* **Given instruction**
Gather all lines from the material that contain the word "корп".

** START OF Available records **

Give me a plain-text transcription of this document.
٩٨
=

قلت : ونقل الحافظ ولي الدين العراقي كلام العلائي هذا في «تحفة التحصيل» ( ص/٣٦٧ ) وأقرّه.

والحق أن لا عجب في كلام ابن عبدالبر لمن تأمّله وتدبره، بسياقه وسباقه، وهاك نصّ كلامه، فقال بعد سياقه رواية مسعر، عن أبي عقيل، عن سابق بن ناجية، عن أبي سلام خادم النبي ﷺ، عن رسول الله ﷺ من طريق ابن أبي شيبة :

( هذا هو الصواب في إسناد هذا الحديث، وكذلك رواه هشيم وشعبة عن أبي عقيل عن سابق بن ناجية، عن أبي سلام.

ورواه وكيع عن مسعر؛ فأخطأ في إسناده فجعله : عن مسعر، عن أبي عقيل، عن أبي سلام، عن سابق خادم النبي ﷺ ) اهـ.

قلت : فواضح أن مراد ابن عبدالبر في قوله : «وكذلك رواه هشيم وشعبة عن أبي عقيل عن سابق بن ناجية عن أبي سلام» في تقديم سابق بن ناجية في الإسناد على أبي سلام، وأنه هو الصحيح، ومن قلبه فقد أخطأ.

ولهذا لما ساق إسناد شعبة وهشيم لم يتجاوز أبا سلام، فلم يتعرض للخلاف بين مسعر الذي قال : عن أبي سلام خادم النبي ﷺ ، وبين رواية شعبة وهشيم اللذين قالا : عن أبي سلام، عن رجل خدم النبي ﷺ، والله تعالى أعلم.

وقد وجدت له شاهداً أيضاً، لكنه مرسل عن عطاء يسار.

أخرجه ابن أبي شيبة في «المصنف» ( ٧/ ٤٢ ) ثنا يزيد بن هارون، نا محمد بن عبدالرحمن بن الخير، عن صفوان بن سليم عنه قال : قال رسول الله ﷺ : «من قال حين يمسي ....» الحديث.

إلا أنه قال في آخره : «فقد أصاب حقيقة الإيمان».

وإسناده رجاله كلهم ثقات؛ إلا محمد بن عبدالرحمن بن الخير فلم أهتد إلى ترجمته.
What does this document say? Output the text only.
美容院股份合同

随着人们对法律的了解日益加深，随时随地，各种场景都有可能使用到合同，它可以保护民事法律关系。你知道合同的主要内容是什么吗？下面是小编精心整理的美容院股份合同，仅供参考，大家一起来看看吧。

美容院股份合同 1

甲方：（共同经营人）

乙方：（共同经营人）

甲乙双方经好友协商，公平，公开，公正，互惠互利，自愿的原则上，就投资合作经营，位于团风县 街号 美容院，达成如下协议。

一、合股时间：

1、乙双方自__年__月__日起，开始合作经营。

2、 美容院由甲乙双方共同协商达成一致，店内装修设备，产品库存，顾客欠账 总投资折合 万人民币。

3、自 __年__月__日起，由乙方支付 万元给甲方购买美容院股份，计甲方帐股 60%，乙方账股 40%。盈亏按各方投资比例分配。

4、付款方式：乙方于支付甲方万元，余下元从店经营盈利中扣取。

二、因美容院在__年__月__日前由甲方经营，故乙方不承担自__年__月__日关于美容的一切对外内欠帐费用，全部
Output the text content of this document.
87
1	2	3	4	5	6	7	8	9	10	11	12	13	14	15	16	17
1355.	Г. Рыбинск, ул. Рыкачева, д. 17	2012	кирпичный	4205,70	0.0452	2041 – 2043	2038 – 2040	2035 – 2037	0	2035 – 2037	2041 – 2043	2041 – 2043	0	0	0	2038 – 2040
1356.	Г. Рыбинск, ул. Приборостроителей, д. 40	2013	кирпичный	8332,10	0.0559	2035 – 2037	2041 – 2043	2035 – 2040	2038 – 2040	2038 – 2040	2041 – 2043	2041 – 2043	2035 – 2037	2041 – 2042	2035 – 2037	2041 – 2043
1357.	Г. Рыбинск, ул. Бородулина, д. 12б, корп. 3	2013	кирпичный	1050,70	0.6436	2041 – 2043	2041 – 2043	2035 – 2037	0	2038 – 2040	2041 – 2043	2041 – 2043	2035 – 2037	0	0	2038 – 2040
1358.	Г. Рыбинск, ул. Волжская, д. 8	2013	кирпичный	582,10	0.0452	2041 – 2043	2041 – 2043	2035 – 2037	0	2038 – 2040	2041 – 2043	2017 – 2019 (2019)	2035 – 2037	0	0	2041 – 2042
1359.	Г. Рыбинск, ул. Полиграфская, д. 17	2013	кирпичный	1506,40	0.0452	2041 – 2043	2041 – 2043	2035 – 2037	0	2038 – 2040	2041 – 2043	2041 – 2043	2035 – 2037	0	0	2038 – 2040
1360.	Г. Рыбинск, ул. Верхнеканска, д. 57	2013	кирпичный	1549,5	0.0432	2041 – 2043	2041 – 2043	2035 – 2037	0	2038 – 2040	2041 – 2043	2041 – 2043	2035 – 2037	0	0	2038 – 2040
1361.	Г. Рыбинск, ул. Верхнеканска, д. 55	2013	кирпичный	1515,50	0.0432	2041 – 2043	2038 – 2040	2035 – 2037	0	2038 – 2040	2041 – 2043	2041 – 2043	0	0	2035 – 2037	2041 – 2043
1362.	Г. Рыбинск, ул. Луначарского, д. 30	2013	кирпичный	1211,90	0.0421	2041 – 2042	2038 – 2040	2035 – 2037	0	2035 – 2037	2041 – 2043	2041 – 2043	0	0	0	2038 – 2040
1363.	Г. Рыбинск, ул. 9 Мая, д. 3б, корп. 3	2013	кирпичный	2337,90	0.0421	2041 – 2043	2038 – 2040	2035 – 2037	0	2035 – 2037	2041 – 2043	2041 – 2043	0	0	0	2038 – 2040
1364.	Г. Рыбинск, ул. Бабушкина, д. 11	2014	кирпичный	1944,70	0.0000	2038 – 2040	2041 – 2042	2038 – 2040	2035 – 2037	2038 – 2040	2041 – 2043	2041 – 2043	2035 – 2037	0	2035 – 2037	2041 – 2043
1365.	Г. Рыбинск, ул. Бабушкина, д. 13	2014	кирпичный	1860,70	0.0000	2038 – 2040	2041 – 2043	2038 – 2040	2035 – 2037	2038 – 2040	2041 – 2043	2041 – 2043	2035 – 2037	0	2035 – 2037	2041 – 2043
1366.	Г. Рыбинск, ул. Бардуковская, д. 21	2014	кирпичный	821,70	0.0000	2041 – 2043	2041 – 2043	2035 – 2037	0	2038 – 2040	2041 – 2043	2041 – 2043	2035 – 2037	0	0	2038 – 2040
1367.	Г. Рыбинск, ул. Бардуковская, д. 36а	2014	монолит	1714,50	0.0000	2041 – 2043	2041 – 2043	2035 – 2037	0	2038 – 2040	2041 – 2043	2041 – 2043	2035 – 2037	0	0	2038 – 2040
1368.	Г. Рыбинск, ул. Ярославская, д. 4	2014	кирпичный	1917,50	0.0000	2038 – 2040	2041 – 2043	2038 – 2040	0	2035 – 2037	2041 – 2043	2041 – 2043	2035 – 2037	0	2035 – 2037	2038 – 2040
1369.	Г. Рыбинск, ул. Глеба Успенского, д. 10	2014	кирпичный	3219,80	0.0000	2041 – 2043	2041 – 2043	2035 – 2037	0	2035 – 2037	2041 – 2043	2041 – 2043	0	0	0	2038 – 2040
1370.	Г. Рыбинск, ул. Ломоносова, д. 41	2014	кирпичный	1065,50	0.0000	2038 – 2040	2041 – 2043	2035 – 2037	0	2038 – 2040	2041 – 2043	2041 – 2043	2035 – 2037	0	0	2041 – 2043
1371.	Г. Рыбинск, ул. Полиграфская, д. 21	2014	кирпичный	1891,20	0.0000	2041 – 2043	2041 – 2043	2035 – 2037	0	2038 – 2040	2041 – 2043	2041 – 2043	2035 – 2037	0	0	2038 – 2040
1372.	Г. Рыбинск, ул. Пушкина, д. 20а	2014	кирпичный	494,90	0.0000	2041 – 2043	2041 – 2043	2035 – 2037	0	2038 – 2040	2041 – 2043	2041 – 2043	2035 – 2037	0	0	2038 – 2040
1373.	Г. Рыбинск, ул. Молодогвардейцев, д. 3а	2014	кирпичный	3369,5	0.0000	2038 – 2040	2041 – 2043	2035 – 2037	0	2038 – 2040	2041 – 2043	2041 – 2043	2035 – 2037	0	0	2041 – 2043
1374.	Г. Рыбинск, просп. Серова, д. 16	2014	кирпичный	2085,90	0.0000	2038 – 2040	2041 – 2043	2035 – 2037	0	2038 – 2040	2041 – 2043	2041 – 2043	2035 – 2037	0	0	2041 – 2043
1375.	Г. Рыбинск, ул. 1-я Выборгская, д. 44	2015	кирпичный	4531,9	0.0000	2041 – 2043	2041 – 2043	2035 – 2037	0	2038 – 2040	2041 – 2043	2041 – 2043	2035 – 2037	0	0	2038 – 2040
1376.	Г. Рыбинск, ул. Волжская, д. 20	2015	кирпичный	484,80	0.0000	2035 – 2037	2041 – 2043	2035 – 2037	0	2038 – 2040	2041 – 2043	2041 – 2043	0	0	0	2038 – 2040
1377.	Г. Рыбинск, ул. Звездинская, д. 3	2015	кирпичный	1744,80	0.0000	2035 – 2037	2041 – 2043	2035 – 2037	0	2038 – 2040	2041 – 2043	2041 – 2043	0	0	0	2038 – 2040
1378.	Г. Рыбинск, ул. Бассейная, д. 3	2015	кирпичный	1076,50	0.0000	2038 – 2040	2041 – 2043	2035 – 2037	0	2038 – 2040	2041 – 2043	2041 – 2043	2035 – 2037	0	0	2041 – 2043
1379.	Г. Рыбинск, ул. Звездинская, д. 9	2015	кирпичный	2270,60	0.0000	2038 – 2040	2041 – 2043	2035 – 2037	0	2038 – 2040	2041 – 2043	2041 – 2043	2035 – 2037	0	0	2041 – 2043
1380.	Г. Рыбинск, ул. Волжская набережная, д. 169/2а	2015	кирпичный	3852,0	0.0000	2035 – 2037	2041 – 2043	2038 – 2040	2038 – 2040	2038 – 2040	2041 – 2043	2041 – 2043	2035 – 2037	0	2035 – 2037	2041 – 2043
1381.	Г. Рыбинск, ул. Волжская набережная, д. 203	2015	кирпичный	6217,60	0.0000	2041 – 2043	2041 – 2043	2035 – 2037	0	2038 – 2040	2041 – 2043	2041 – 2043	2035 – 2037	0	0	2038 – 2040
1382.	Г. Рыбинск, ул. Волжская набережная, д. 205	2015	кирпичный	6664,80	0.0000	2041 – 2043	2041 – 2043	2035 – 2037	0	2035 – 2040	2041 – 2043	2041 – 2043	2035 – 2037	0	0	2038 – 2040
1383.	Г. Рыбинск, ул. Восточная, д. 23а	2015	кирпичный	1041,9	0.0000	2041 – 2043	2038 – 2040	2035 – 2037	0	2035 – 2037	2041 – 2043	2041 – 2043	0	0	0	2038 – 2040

** END OF Available records **

* **Expected output**
1357.	Г. Рыбинск, ул. Бородулина, д. 12б, корп. 3	2013	кирпичный	1050,70	0.6436	2041 – 2043	2041 – 2043	2035 – 2037	0	2038 – 2040	2041 – 2043	2041 – 2043	2035 – 2037	0	0	2038 – 2040
1363.	Г. Рыбинск, ул. 9 Мая, д. 3б, корп. 3	2013	кирпичный	2337,90	0.0421	2041 – 2043	2038 – 2040	2035 – 2037	0	2035 – 2037	2041 – 2043	2041 – 2043	0	0	0	2038 – 2040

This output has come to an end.